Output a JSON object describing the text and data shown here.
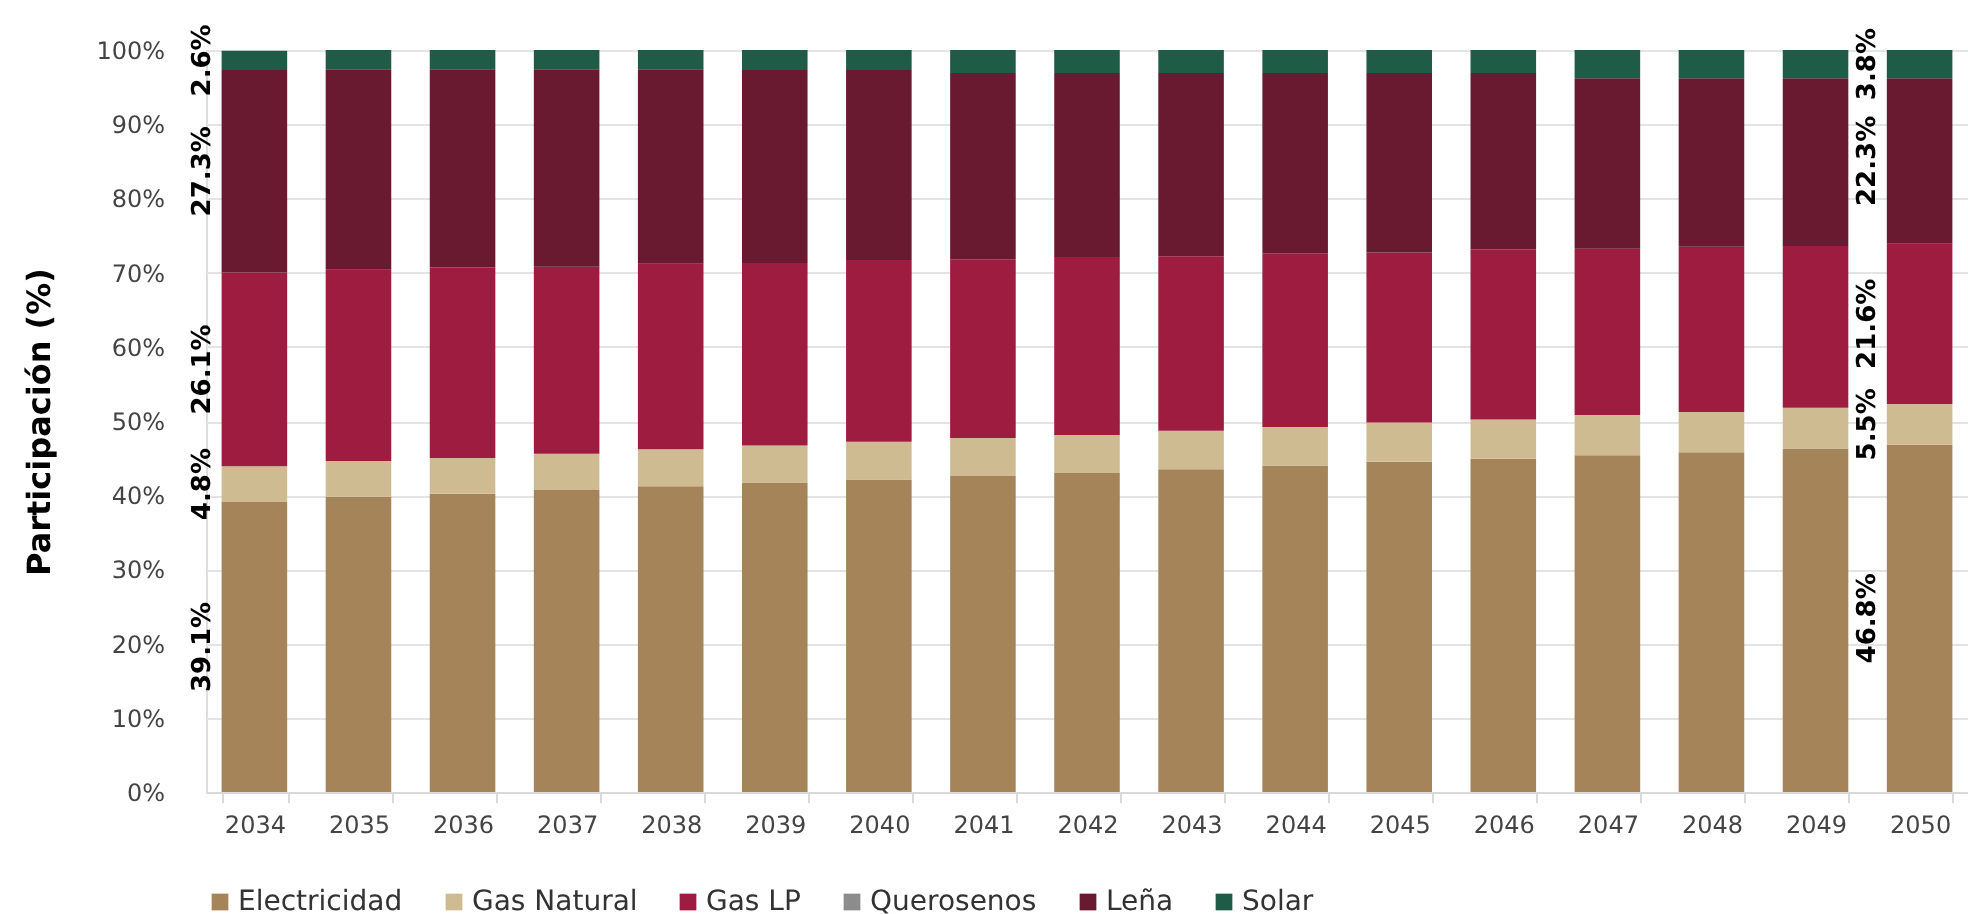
{
  "chart_data": {
    "type": "bar",
    "stacked": true,
    "ylabel": "Participación (%)",
    "categories": [
      "2034",
      "2035",
      "2036",
      "2037",
      "2038",
      "2039",
      "2040",
      "2041",
      "2042",
      "2043",
      "2044",
      "2045",
      "2046",
      "2047",
      "2048",
      "2049",
      "2050"
    ],
    "ylim": [
      0,
      100
    ],
    "yticks": [
      {
        "value": 0,
        "label": "0%"
      },
      {
        "value": 10,
        "label": "10%"
      },
      {
        "value": 20,
        "label": "20%"
      },
      {
        "value": 30,
        "label": "30%"
      },
      {
        "value": 40,
        "label": "40%"
      },
      {
        "value": 50,
        "label": "50%"
      },
      {
        "value": 60,
        "label": "60%"
      },
      {
        "value": 70,
        "label": "70%"
      },
      {
        "value": 80,
        "label": "80%"
      },
      {
        "value": 90,
        "label": "90%"
      },
      {
        "value": 100,
        "label": "100%"
      }
    ],
    "grid": "y",
    "legend": "bottom",
    "series": [
      {
        "name": "Electricidad",
        "color": "#a6845a",
        "values": [
          39.1,
          39.8,
          40.2,
          40.7,
          41.2,
          41.7,
          42.1,
          42.6,
          43.0,
          43.5,
          44.0,
          44.5,
          44.9,
          45.4,
          45.8,
          46.3,
          46.8
        ],
        "value_labels": [
          "39.1%",
          null,
          null,
          null,
          null,
          null,
          null,
          null,
          null,
          null,
          null,
          null,
          null,
          null,
          null,
          null,
          "46.8%"
        ]
      },
      {
        "name": "Gas Natural",
        "color": "#cfbb92",
        "values": [
          4.8,
          4.8,
          4.8,
          4.9,
          5.0,
          5.0,
          5.1,
          5.1,
          5.1,
          5.2,
          5.2,
          5.3,
          5.3,
          5.4,
          5.4,
          5.5,
          5.5
        ],
        "value_labels": [
          "4.8%",
          null,
          null,
          null,
          null,
          null,
          null,
          null,
          null,
          null,
          null,
          null,
          null,
          null,
          null,
          null,
          "5.5%"
        ]
      },
      {
        "name": "Gas LP",
        "color": "#9e1c40",
        "values": [
          26.1,
          25.8,
          25.7,
          25.2,
          25.0,
          24.6,
          24.5,
          24.1,
          24.0,
          23.5,
          23.4,
          22.9,
          22.9,
          22.4,
          22.3,
          21.8,
          21.6
        ],
        "value_labels": [
          "26.1%",
          null,
          null,
          null,
          null,
          null,
          null,
          null,
          null,
          null,
          null,
          null,
          null,
          null,
          null,
          null,
          "21.6%"
        ]
      },
      {
        "name": "Querosenos",
        "color": "#8c8c8c",
        "values": [
          0,
          0,
          0,
          0,
          0,
          0,
          0,
          0,
          0,
          0,
          0,
          0,
          0,
          0,
          0,
          0,
          0
        ]
      },
      {
        "name": "Leña",
        "color": "#6a1a30",
        "values": [
          27.3,
          27.0,
          26.7,
          26.6,
          26.2,
          26.0,
          25.6,
          25.1,
          24.8,
          24.7,
          24.3,
          24.2,
          23.8,
          23.0,
          22.7,
          22.6,
          22.3
        ],
        "value_labels": [
          "27.3%",
          null,
          null,
          null,
          null,
          null,
          null,
          null,
          null,
          null,
          null,
          null,
          null,
          null,
          null,
          null,
          "22.3%"
        ]
      },
      {
        "name": "Solar",
        "color": "#1f5c48",
        "values": [
          2.6,
          2.6,
          2.6,
          2.6,
          2.6,
          2.7,
          2.7,
          3.1,
          3.1,
          3.1,
          3.1,
          3.1,
          3.1,
          3.8,
          3.8,
          3.8,
          3.8
        ],
        "value_labels": [
          "2.6%",
          null,
          null,
          null,
          null,
          null,
          null,
          null,
          null,
          null,
          null,
          null,
          null,
          null,
          null,
          null,
          "3.8%"
        ]
      }
    ]
  }
}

__________________________________________________

**Goal**. Examine the data above and state how many of its lines contain the word "color", with no further remarks.

**Written answer**. 6